> Request:
Copy every line, leaving nothing out and adding nothing.

[Begin Extracted data]

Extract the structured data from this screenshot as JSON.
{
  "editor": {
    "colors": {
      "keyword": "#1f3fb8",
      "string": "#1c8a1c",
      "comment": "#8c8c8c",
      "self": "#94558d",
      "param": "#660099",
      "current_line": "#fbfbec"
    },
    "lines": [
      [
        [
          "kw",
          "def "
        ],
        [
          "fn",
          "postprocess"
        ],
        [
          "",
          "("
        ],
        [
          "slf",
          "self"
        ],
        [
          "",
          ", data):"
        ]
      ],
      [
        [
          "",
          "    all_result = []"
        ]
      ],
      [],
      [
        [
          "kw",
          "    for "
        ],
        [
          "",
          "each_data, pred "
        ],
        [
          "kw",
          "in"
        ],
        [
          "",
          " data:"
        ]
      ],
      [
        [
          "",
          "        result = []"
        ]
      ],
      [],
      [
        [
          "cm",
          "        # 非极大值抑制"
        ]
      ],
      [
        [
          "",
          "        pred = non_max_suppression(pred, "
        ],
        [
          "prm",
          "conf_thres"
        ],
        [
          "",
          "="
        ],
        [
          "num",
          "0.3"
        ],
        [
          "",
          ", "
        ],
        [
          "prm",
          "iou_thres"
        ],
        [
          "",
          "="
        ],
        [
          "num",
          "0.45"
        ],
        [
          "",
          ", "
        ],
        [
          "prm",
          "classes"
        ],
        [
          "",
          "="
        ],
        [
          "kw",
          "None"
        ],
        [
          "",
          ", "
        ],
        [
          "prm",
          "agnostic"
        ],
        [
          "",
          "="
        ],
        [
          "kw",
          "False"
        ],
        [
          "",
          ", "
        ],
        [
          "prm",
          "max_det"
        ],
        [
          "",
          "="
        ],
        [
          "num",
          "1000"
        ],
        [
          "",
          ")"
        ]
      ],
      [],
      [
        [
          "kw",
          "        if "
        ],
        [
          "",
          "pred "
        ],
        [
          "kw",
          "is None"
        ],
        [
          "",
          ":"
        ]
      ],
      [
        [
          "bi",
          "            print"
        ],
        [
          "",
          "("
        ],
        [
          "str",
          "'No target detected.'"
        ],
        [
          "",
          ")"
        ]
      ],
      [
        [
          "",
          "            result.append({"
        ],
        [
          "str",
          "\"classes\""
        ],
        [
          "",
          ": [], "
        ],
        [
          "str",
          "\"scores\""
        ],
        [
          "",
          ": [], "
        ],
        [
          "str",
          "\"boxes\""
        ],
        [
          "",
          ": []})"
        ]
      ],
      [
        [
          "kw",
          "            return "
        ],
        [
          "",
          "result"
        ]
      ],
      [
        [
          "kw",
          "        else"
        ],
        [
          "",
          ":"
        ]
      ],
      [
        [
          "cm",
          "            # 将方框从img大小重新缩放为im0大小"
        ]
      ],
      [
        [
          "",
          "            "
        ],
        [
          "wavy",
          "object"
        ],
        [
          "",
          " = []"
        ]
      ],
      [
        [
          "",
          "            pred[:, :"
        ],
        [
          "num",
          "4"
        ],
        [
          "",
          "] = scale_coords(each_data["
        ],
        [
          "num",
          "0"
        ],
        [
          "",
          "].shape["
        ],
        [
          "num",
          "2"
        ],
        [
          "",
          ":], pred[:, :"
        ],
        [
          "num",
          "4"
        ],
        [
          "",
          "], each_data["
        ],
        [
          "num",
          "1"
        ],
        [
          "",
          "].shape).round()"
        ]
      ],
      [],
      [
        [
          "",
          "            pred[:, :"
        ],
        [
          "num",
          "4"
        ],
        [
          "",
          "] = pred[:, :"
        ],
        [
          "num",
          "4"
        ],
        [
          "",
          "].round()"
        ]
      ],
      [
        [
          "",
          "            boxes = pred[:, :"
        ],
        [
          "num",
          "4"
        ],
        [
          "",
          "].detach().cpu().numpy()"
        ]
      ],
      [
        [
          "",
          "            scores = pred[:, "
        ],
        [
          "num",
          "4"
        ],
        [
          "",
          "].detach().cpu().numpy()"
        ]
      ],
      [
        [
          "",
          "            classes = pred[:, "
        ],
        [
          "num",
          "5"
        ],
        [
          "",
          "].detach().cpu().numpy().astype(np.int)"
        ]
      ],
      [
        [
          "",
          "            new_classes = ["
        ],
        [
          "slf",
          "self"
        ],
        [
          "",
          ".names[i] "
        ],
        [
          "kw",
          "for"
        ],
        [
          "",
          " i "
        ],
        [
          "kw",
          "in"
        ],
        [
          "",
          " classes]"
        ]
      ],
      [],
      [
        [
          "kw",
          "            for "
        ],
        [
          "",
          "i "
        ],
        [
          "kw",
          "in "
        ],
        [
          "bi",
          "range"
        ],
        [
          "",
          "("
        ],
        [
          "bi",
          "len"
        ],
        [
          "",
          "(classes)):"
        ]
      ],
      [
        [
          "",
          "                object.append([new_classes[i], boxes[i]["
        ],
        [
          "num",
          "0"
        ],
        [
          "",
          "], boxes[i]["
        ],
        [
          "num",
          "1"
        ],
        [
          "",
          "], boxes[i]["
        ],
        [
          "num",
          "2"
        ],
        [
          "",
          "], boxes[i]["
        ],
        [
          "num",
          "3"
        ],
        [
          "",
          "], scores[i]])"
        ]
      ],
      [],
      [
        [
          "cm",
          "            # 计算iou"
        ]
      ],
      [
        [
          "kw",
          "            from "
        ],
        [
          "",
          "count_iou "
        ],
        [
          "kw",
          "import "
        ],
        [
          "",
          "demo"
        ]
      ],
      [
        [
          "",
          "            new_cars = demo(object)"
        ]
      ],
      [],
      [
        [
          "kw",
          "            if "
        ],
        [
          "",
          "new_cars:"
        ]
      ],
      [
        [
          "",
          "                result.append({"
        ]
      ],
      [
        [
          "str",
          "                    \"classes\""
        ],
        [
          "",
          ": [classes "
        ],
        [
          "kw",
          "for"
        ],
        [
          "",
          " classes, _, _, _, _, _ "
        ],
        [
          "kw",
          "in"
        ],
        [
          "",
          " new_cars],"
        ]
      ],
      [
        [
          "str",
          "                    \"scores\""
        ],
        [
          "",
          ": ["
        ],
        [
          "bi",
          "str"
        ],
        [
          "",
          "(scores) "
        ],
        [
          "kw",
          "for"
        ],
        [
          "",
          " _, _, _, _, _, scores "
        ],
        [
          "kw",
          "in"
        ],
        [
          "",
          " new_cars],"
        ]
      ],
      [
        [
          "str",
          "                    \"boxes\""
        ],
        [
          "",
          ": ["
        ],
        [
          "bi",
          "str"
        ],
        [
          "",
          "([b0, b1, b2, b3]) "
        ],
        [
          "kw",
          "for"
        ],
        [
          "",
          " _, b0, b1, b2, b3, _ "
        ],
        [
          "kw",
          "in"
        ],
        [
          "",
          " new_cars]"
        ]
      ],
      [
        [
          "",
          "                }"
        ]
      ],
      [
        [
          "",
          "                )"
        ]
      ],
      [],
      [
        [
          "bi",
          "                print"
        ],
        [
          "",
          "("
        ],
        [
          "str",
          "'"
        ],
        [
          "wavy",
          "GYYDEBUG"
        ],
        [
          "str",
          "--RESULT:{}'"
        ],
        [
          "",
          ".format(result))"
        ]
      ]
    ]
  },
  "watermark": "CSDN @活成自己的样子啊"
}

[End Extracted data]

> Finished task:
Extract the structured data from this screenshot as JSON.
{
  "editor": {
    "colors": {
      "keyword": "#1f3fb8",
      "string": "#1c8a1c",
      "comment": "#8c8c8c",
      "self": "#94558d",
      "param": "#660099",
      "current_line": "#fbfbec"
    },
    "lines": [
      [
        [
          "kw",
          "def "
        ],
        [
          "fn",
          "postprocess"
        ],
        [
          "",
          "("
        ],
        [
          "slf",
          "self"
        ],
        [
          "",
          ", data):"
        ]
      ],
      [
        [
          "",
          "    all_result = []"
        ]
      ],
      [],
      [
        [
          "kw",
          "    for "
        ],
        [
          "",
          "each_data, pred "
        ],
        [
          "kw",
          "in"
        ],
        [
          "",
          " data:"
        ]
      ],
      [
        [
          "",
          "        result = []"
        ]
      ],
      [],
      [
        [
          "cm",
          "        # 非极大值抑制"
        ]
      ],
      [
        [
          "",
          "        pred = non_max_suppression(pred, "
        ],
        [
          "prm",
          "conf_thres"
        ],
        [
          "",
          "="
        ],
        [
          "num",
          "0.3"
        ],
        [
          "",
          ", "
        ],
        [
          "prm",
          "iou_thres"
        ],
        [
          "",
          "="
        ],
        [
          "num",
          "0.45"
        ],
        [
          "",
          ", "
        ],
        [
          "prm",
          "classes"
        ],
        [
          "",
          "="
        ],
        [
          "kw",
          "None"
        ],
        [
          "",
          ", "
        ],
        [
          "prm",
          "agnostic"
        ],
        [
          "",
          "="
        ],
        [
          "kw",
          "False"
        ],
        [
          "",
          ", "
        ],
        [
          "prm",
          "max_det"
        ],
        [
          "",
          "="
        ],
        [
          "num",
          "1000"
        ],
        [
          "",
          ")"
        ]
      ],
      [],
      [
        [
          "kw",
          "        if "
        ],
        [
          "",
          "pred "
        ],
        [
          "kw",
          "is None"
        ],
        [
          "",
          ":"
        ]
      ],
      [
        [
          "bi",
          "            print"
        ],
        [
          "",
          "("
        ],
        [
          "str",
          "'No target detected.'"
        ],
        [
          "",
          ")"
        ]
      ],
      [
        [
          "",
          "            result.append({"
        ],
        [
          "str",
          "\"classes\""
        ],
        [
          "",
          ": [], "
        ],
        [
          "str",
          "\"scores\""
        ],
        [
          "",
          ": [], "
        ],
        [
          "str",
          "\"boxes\""
        ],
        [
          "",
          ": []})"
        ]
      ],
      [
        [
          "kw",
          "            return "
        ],
        [
          "",
          "result"
        ]
      ],
      [
        [
          "kw",
          "        else"
        ],
        [
          "",
          ":"
        ]
      ],
      [
        [
          "cm",
          "            # 将方框从img大小重新缩放为im0大小"
        ]
      ],
      [
        [
          "",
          "            "
        ],
        [
          "wavy",
          "object"
        ],
        [
          "",
          " = []"
        ]
      ],
      [
        [
          "",
          "            pred[:, :"
        ],
        [
          "num",
          "4"
        ],
        [
          "",
          "] = scale_coords(each_data["
        ],
        [
          "num",
          "0"
        ],
        [
          "",
          "].shape["
        ],
        [
          "num",
          "2"
        ],
        [
          "",
          ":], pred[:, :"
        ],
        [
          "num",
          "4"
        ],
        [
          "",
          "], each_data["
        ],
        [
          "num",
          "1"
        ],
        [
          "",
          "].shape).round()"
        ]
      ],
      [],
      [
        [
          "",
          "            pred[:, :"
        ],
        [
          "num",
          "4"
        ],
        [
          "",
          "] = pred[:, :"
        ],
        [
          "num",
          "4"
        ],
        [
          "",
          "].round()"
        ]
      ],
      [
        [
          "",
          "            boxes = pred[:, :"
        ],
        [
          "num",
          "4"
        ],
        [
          "",
          "].detach().cpu().numpy()"
        ]
      ],
      [
        [
          "",
          "            scores = pred[:, "
        ],
        [
          "num",
          "4"
        ],
        [
          "",
          "].detach().cpu().numpy()"
        ]
      ],
      [
        [
          "",
          "            classes = pred[:, "
        ],
        [
          "num",
          "5"
        ],
        [
          "",
          "].detach().cpu().numpy().astype(np.int)"
        ]
      ],
      [
        [
          "",
          "            new_classes = ["
        ],
        [
          "slf",
          "self"
        ],
        [
          "",
          ".names[i] "
        ],
        [
          "kw",
          "for"
        ],
        [
          "",
          " i "
        ],
        [
          "kw",
          "in"
        ],
        [
          "",
          " classes]"
        ]
      ],
      [],
      [
        [
          "kw",
          "            for "
        ],
        [
          "",
          "i "
        ],
        [
          "kw",
          "in "
        ],
        [
          "bi",
          "range"
        ],
        [
          "",
          "("
        ],
        [
          "bi",
          "len"
        ],
        [
          "",
          "(classes)):"
        ]
      ],
      [
        [
          "",
          "                object.append([new_classes[i], boxes[i]["
        ],
        [
          "num",
          "0"
        ],
        [
          "",
          "], boxes[i]["
        ],
        [
          "num",
          "1"
        ],
        [
          "",
          "], boxes[i]["
        ],
        [
          "num",
          "2"
        ],
        [
          "",
          "], boxes[i]["
        ],
        [
          "num",
          "3"
        ],
        [
          "",
          "], scores[i]])"
        ]
      ],
      [],
      [
        [
          "cm",
          "            # 计算iou"
        ]
      ],
      [
        [
          "kw",
          "            from "
        ],
        [
          "",
          "count_iou "
        ],
        [
          "kw",
          "import "
        ],
        [
          "",
          "demo"
        ]
      ],
      [
        [
          "",
          "            new_cars = demo(object)"
        ]
      ],
      [],
      [
        [
          "kw",
          "            if "
        ],
        [
          "",
          "new_cars:"
        ]
      ],
      [
        [
          "",
          "                result.append({"
        ]
      ],
      [
        [
          "str",
          "                    \"classes\""
        ],
        [
          "",
          ": [classes "
        ],
        [
          "kw",
          "for"
        ],
        [
          "",
          " classes, _, _, _, _, _ "
        ],
        [
          "kw",
          "in"
        ],
        [
          "",
          " new_cars],"
        ]
      ],
      [
        [
          "str",
          "                    \"scores\""
        ],
        [
          "",
          ": ["
        ],
        [
          "bi",
          "str"
        ],
        [
          "",
          "(scores) "
        ],
        [
          "kw",
          "for"
        ],
        [
          "",
          " _, _, _, _, _, scores "
        ],
        [
          "kw",
          "in"
        ],
        [
          "",
          " new_cars],"
        ]
      ],
      [
        [
          "str",
          "                    \"boxes\""
        ],
        [
          "",
          ": ["
        ],
        [
          "bi",
          "str"
        ],
        [
          "",
          "([b0, b1, b2, b3]) "
        ],
        [
          "kw",
          "for"
        ],
        [
          "",
          " _, b0, b1, b2, b3, _ "
        ],
        [
          "kw",
          "in"
        ],
        [
          "",
          " new_cars]"
        ]
      ],
      [
        [
          "",
          "                }"
        ]
      ],
      [
        [
          "",
          "                )"
        ]
      ],
      [],
      [
        [
          "bi",
          "                print"
        ],
        [
          "",
          "("
        ],
        [
          "str",
          "'"
        ],
        [
          "wavy",
          "GYYDEBUG"
        ],
        [
          "str",
          "--RESULT:{}'"
        ],
        [
          "",
          ".format(result))"
        ]
      ]
    ]
  },
  "watermark": "CSDN @活成自己的样子啊"
}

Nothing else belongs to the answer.